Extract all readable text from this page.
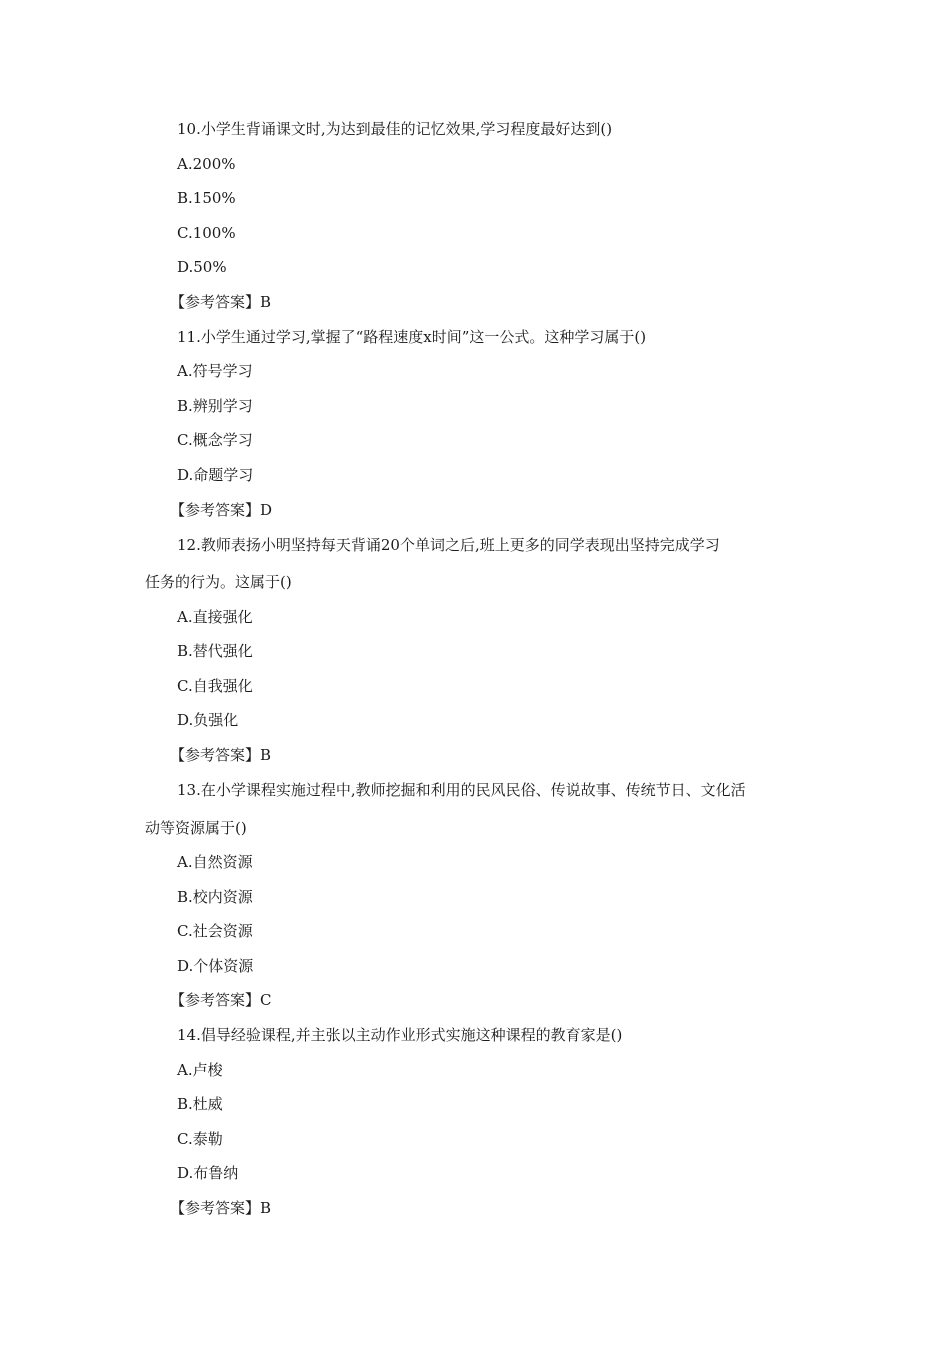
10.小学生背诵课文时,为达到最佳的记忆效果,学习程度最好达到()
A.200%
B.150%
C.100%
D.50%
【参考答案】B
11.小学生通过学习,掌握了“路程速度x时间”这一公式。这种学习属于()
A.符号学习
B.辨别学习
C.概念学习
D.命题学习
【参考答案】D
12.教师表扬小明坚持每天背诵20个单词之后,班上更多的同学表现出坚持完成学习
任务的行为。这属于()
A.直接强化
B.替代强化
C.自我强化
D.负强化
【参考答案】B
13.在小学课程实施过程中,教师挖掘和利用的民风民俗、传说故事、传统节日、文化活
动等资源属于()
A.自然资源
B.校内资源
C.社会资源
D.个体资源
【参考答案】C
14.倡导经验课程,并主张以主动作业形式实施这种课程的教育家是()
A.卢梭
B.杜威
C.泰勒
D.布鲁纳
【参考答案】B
...
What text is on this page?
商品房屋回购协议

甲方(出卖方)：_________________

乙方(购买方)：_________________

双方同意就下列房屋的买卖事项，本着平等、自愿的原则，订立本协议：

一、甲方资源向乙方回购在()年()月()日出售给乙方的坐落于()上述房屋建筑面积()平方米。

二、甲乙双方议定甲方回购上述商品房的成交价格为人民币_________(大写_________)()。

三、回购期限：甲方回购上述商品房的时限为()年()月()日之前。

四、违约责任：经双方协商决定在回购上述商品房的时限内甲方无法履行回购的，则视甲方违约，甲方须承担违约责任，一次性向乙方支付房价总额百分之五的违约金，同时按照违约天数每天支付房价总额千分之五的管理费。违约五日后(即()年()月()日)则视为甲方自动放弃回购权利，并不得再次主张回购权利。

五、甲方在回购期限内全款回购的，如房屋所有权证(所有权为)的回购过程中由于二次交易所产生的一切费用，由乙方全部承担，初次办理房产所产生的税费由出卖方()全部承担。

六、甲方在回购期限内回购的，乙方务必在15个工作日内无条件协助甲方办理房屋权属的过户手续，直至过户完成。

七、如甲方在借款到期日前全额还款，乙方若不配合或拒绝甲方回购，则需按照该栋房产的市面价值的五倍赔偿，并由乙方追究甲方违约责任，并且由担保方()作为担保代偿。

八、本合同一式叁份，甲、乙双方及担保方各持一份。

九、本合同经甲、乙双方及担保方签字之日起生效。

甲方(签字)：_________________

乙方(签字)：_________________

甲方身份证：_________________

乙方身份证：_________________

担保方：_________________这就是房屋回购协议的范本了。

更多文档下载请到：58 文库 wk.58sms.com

## GIVEN TASK
Go through the listing above and report how many of its lines contain the word "text", with only the number as output.

## EXPECTED ANSWER
2